## What this task involves
Find the lines containing the word "Hoisin" and copy every one of them.

(Data entries for graphics)
/---
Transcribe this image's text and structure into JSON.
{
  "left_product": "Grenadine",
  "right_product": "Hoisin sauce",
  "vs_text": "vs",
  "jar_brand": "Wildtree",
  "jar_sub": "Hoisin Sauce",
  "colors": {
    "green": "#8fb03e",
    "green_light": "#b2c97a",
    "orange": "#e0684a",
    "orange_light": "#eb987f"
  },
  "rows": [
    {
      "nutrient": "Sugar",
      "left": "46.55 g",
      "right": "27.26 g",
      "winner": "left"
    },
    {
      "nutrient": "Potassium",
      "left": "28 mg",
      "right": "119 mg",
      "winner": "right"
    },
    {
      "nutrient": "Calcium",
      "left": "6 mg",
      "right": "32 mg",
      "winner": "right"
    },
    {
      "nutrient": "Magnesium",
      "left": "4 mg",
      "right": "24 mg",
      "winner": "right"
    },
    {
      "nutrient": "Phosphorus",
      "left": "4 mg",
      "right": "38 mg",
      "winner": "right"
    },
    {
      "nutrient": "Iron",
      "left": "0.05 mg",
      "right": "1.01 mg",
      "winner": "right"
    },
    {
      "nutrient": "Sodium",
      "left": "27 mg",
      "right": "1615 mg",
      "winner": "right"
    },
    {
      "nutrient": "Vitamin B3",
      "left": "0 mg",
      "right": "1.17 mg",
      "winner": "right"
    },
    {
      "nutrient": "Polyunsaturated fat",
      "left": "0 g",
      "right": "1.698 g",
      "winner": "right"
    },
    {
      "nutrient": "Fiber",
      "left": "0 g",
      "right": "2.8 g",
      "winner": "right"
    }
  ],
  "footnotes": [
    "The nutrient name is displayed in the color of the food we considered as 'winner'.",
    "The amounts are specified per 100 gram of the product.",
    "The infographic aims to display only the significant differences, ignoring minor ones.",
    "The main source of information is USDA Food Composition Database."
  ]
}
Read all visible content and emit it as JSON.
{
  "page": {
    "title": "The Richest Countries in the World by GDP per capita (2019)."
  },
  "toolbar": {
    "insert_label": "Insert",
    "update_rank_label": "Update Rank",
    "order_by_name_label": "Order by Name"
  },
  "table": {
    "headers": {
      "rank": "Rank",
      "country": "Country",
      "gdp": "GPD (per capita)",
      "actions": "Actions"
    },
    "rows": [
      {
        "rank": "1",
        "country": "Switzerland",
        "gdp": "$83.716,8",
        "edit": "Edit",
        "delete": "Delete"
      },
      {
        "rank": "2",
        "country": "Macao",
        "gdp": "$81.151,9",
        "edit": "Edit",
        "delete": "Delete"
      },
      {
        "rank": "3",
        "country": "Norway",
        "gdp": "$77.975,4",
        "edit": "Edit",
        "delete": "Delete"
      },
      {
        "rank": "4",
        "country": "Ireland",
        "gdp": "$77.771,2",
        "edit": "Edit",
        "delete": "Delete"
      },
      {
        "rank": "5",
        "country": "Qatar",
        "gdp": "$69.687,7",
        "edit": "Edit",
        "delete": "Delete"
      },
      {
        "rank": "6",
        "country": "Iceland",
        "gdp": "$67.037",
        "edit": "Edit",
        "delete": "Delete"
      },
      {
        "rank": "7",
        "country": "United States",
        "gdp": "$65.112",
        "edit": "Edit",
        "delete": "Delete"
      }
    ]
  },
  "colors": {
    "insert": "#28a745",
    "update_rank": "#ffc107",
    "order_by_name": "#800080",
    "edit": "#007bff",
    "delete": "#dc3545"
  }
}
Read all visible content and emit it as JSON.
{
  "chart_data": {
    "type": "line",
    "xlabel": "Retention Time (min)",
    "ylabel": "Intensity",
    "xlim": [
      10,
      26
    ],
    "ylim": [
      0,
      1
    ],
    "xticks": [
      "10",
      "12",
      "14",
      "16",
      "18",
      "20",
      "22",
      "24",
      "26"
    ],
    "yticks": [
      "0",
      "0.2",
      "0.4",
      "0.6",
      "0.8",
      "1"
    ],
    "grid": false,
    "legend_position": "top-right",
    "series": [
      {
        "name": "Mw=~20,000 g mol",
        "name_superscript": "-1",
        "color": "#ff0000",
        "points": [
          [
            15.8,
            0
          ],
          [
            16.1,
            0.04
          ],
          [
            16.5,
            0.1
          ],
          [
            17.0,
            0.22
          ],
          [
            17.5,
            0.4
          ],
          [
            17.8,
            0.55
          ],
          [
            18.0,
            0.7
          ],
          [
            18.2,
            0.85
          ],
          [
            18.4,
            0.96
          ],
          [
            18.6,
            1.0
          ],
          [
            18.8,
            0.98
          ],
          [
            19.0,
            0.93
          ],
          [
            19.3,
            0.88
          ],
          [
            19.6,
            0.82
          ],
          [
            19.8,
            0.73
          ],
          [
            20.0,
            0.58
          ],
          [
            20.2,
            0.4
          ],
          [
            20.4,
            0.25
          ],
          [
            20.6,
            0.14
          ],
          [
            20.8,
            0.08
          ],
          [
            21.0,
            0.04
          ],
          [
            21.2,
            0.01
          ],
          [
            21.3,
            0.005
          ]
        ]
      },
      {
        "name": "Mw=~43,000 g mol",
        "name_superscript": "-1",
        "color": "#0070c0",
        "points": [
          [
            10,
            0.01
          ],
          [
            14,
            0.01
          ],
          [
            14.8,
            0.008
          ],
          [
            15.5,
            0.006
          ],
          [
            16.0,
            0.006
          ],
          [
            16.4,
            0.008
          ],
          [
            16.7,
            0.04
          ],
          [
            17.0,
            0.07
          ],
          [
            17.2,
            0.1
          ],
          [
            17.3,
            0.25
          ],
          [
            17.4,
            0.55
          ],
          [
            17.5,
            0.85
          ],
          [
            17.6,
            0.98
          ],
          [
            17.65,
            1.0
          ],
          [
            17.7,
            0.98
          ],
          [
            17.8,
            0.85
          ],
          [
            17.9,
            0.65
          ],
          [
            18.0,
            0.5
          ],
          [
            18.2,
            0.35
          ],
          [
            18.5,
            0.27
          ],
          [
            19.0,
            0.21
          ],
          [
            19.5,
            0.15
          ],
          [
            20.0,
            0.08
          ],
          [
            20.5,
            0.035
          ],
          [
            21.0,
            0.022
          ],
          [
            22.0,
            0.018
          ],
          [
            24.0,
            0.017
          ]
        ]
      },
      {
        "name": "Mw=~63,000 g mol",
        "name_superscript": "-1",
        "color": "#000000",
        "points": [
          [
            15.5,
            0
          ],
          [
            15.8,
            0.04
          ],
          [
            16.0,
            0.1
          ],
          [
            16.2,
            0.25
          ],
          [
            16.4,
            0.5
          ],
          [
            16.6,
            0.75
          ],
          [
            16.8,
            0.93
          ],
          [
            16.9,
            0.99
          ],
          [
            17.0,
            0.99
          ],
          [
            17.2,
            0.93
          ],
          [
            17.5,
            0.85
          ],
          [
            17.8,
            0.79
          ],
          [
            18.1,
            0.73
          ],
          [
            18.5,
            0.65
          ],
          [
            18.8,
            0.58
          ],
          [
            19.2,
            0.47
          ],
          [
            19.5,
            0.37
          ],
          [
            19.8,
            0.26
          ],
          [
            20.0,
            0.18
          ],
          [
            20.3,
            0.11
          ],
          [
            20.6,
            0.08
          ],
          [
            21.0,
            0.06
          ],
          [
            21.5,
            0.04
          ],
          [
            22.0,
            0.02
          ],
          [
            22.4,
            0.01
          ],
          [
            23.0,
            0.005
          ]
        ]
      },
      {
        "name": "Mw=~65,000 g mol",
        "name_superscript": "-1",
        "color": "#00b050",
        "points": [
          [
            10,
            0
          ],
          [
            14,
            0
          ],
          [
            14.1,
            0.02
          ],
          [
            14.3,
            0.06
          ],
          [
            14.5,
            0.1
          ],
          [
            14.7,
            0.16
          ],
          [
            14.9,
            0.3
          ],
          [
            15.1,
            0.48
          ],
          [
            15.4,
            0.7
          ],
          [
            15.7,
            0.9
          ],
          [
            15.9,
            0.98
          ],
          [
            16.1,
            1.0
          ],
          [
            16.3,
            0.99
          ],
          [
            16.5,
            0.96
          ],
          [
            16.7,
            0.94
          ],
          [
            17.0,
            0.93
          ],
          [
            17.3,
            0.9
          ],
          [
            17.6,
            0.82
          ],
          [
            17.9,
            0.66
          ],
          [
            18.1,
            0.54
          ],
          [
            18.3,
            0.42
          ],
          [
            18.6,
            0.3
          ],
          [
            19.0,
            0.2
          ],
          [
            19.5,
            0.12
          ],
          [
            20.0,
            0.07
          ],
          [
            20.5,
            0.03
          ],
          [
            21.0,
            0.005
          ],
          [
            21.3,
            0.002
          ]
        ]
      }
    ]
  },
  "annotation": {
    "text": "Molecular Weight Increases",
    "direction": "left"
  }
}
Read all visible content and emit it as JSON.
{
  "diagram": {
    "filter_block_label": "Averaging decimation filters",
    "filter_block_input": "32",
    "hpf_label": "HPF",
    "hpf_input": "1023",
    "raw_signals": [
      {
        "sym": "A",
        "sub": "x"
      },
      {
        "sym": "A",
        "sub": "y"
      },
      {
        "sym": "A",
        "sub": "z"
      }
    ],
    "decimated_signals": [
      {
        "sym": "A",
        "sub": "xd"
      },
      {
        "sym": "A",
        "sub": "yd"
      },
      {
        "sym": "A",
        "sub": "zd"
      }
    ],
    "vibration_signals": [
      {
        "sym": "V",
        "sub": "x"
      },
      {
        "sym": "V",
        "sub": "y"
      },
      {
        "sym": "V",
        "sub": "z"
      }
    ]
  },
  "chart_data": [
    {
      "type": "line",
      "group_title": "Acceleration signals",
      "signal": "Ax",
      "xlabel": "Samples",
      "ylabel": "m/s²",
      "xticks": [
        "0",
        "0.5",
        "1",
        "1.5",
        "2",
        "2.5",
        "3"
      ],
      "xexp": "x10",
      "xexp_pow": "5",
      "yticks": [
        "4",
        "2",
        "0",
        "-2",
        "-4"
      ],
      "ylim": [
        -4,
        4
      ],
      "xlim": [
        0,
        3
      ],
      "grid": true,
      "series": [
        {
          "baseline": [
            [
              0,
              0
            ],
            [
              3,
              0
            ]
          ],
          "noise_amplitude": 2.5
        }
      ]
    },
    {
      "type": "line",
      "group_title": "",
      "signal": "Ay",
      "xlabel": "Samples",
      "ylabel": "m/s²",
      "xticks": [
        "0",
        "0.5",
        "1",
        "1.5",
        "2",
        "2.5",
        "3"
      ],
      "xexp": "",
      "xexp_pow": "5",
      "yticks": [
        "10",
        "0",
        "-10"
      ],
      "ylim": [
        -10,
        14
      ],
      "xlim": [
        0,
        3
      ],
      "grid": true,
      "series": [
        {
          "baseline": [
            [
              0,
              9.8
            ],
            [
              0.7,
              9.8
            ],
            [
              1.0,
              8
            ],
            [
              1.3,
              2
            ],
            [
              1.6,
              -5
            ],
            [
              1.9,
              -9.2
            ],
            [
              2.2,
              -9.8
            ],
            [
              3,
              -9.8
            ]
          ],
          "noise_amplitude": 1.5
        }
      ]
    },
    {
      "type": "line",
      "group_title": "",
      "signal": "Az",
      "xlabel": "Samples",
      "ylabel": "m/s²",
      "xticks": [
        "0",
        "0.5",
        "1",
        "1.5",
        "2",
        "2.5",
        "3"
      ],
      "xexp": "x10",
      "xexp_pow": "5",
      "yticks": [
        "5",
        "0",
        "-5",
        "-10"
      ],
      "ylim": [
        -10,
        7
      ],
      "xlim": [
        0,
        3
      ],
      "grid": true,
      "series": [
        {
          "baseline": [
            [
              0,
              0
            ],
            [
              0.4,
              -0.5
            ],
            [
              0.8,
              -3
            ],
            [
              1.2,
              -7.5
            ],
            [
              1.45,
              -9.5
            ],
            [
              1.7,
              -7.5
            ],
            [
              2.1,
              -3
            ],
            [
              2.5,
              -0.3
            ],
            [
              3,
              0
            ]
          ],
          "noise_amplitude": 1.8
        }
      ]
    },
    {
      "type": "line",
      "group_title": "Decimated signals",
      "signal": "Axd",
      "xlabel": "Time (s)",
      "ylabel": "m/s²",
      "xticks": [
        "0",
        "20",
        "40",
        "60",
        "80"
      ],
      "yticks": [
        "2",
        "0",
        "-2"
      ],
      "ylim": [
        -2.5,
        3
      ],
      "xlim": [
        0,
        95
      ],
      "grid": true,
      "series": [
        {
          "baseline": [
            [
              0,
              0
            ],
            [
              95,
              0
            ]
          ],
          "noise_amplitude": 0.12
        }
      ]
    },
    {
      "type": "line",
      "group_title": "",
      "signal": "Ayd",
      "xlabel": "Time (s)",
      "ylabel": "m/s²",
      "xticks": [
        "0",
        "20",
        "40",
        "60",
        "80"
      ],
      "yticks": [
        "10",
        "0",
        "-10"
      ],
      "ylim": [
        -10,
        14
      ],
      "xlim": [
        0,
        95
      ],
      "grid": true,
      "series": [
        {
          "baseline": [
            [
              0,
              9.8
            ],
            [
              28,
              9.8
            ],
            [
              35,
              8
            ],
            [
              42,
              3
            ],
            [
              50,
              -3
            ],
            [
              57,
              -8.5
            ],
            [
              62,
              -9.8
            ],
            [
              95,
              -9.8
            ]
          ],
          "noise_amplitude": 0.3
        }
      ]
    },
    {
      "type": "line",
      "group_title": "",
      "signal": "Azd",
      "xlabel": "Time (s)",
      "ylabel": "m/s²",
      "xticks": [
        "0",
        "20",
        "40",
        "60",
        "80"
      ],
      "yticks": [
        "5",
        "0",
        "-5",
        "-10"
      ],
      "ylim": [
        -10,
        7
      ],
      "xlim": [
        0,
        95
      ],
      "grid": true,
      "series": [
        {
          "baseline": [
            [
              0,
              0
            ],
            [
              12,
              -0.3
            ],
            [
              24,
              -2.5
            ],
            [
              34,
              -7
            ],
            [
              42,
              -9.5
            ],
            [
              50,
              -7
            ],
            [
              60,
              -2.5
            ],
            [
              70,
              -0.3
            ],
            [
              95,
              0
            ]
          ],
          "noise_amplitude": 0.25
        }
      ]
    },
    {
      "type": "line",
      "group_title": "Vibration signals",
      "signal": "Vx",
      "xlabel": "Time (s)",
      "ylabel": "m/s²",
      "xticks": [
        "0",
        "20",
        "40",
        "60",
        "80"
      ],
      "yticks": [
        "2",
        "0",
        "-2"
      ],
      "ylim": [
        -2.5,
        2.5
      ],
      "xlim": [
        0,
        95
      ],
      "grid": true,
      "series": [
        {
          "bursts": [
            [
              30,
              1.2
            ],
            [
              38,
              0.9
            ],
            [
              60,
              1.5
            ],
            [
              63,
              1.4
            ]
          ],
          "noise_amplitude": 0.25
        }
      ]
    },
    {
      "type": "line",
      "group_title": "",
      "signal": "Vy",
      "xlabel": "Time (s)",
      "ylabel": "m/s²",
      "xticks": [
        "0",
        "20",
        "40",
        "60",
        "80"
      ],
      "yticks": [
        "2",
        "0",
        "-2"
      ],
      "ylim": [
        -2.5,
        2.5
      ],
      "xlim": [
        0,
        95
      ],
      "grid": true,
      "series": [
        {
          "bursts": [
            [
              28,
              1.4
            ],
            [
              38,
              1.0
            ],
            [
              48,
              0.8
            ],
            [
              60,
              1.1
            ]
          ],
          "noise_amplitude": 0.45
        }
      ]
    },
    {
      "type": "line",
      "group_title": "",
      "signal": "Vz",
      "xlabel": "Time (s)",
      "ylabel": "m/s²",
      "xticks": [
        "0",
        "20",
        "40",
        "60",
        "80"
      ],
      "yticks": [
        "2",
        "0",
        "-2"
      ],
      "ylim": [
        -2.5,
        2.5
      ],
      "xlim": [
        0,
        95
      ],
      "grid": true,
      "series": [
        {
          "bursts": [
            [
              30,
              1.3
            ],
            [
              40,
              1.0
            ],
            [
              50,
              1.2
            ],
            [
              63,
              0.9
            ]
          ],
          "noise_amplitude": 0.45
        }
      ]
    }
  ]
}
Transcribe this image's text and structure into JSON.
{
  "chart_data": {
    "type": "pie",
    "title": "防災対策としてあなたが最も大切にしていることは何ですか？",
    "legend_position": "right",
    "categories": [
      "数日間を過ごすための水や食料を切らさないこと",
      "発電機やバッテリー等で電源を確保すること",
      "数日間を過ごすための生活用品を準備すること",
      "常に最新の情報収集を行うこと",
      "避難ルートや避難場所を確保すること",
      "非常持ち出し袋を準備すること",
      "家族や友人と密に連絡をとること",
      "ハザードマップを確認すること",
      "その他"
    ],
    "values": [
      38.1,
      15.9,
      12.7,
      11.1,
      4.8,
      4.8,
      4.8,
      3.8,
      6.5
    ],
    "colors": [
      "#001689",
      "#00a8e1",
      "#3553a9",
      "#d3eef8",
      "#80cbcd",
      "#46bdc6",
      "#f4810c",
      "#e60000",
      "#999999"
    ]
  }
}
\---
## Solved problem
  "right_product": "Hoisin sauce",
  "jar_sub": "Hoisin Sauce",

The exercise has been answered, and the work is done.